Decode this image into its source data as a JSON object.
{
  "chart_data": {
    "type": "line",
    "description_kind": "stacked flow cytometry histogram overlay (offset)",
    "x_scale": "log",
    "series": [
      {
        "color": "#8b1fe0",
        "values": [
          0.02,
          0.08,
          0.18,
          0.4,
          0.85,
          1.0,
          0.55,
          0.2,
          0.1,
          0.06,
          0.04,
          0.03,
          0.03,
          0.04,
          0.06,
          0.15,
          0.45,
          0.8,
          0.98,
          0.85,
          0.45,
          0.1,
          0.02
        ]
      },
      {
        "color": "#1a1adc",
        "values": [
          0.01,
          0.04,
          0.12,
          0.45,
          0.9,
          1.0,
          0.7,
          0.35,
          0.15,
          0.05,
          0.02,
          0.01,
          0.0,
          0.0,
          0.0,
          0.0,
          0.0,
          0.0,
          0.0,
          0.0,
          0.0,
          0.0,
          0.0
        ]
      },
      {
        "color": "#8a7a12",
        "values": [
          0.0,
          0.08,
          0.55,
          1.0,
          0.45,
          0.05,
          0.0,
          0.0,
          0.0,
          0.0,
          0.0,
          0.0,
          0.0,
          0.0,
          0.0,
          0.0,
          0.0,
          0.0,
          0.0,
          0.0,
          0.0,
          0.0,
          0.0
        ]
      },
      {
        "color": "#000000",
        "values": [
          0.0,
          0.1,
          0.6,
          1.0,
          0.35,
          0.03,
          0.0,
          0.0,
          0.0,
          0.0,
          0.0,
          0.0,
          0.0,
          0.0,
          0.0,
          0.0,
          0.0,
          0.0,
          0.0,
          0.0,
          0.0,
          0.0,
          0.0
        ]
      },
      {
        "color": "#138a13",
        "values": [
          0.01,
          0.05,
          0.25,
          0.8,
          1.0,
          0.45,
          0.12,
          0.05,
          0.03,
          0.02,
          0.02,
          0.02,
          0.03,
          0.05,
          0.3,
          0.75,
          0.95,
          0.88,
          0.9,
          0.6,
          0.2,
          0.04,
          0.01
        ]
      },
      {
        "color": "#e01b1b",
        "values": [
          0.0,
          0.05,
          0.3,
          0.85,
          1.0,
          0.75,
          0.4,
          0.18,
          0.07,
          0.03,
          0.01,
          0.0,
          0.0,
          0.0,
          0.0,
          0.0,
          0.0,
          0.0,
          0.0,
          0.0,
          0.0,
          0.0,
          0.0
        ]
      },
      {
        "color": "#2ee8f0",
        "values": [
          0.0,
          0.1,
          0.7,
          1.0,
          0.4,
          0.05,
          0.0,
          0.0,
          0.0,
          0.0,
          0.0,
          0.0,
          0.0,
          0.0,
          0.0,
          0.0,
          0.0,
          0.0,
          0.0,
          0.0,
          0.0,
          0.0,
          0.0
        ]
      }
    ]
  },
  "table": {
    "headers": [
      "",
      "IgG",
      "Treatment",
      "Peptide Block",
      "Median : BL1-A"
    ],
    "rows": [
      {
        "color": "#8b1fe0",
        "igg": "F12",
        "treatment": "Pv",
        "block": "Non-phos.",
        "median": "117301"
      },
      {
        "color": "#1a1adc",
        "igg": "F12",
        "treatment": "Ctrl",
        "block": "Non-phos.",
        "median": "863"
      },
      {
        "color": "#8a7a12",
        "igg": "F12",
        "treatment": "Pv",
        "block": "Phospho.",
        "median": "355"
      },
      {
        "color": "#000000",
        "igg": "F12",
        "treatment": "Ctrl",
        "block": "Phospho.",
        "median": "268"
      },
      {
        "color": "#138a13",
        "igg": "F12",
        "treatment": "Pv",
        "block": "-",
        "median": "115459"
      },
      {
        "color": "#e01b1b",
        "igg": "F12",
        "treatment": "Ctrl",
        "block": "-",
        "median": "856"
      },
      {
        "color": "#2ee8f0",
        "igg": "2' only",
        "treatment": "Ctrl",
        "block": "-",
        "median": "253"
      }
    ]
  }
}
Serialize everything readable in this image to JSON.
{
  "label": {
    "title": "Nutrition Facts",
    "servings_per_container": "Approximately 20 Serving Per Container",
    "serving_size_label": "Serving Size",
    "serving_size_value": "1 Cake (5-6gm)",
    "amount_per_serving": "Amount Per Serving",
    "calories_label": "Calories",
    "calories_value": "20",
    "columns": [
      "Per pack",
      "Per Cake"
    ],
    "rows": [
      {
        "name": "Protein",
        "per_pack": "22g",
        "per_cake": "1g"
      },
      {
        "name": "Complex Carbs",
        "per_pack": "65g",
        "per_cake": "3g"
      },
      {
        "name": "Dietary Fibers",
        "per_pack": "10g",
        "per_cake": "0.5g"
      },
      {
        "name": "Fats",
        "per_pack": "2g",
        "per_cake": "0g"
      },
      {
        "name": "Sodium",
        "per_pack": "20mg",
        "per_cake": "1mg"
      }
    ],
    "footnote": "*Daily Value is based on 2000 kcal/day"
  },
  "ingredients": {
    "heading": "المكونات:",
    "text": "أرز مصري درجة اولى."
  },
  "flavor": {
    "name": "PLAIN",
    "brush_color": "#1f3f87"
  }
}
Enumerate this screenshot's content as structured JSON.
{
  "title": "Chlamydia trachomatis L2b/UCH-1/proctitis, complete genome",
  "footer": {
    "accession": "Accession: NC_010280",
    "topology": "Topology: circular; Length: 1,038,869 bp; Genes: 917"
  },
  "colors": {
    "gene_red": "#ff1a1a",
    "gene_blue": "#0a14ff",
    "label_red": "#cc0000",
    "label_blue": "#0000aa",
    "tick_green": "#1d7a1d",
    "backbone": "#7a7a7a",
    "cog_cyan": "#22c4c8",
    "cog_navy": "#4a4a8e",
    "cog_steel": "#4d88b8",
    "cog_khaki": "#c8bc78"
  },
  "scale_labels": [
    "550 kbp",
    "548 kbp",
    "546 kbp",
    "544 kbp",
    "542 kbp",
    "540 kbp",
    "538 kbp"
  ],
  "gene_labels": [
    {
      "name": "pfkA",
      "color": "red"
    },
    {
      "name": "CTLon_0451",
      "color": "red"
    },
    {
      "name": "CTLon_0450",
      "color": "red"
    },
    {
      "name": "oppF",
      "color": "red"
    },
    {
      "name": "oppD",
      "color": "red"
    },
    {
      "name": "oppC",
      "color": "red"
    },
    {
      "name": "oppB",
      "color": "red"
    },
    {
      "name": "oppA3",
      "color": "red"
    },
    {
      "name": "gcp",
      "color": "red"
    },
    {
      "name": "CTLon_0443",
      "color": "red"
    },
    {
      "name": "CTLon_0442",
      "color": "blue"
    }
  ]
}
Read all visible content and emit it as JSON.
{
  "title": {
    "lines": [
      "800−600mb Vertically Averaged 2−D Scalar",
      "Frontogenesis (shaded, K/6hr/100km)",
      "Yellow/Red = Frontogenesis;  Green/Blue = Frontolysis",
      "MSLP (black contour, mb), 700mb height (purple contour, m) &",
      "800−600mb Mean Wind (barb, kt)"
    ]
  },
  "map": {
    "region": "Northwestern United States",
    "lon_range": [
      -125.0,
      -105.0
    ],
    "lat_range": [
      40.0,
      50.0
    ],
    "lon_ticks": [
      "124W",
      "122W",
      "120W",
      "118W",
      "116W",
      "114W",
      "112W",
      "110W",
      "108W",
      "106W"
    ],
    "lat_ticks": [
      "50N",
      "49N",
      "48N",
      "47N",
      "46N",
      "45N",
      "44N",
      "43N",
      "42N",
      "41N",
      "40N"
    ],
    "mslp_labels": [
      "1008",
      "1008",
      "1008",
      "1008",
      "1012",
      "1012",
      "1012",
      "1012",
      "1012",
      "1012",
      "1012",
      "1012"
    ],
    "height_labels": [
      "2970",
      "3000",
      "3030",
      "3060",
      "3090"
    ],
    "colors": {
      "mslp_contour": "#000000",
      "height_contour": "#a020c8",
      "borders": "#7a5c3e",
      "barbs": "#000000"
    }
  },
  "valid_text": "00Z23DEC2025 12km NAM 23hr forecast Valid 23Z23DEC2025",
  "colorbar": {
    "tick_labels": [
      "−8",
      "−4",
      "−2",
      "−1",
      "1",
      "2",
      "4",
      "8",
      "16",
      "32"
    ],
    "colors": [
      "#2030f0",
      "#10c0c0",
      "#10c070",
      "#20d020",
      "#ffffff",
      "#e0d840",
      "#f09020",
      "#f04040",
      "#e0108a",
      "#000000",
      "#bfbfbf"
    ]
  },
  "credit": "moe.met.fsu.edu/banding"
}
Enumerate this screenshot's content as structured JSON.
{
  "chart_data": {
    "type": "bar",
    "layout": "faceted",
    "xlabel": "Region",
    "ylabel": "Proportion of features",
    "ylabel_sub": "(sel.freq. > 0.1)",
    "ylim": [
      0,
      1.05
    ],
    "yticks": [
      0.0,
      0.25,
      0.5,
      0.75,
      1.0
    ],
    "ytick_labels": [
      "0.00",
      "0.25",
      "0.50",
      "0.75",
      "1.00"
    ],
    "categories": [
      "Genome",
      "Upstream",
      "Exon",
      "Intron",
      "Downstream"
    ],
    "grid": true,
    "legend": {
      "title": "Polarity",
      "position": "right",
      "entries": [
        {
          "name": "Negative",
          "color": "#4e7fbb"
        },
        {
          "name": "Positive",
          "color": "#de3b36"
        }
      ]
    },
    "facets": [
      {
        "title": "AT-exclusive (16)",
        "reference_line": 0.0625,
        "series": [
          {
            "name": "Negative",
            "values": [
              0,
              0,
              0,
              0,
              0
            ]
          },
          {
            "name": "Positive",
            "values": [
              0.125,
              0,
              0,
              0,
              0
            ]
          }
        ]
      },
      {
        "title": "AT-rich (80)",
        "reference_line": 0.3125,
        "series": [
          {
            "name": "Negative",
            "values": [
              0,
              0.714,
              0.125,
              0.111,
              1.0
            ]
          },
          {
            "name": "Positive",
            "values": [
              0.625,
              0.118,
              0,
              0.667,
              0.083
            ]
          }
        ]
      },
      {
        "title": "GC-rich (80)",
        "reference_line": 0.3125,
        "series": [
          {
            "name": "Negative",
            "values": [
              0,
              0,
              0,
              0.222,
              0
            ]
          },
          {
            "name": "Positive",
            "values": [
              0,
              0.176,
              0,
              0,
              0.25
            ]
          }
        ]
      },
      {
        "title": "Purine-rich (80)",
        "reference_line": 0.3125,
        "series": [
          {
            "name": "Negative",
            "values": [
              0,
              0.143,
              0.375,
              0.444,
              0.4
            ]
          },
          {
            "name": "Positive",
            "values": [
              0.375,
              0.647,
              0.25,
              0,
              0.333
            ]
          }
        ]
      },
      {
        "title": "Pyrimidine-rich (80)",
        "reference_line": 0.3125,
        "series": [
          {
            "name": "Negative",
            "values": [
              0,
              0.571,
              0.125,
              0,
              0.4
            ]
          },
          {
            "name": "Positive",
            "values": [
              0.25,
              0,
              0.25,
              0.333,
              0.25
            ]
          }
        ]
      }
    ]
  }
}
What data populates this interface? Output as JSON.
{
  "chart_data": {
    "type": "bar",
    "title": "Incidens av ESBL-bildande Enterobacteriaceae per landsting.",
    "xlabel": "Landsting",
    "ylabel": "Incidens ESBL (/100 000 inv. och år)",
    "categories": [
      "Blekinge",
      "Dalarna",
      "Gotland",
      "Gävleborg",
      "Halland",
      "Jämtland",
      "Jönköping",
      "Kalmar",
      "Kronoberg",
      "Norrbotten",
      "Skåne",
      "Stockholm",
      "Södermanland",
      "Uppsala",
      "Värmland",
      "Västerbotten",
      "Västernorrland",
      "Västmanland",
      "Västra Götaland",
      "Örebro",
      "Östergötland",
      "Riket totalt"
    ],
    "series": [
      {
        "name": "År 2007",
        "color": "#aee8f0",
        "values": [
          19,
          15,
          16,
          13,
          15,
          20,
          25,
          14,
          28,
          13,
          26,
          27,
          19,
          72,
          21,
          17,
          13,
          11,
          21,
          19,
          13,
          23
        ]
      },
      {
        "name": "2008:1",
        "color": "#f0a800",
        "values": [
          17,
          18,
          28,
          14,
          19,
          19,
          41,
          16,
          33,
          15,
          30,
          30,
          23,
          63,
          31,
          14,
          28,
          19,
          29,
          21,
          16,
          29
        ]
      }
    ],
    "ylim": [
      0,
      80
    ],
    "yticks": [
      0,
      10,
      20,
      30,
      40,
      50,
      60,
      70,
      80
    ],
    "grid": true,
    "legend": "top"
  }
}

▸ **Exercise description**: Please copy each line of the material that has the string "ESBL" somewhere in it.

▸ **Written solution**:
    "title": "Incidens av ESBL-bildande Enterobacteriaceae per landsting.",
    "ylabel": "Incidens ESBL (/100 000 inv. och år)",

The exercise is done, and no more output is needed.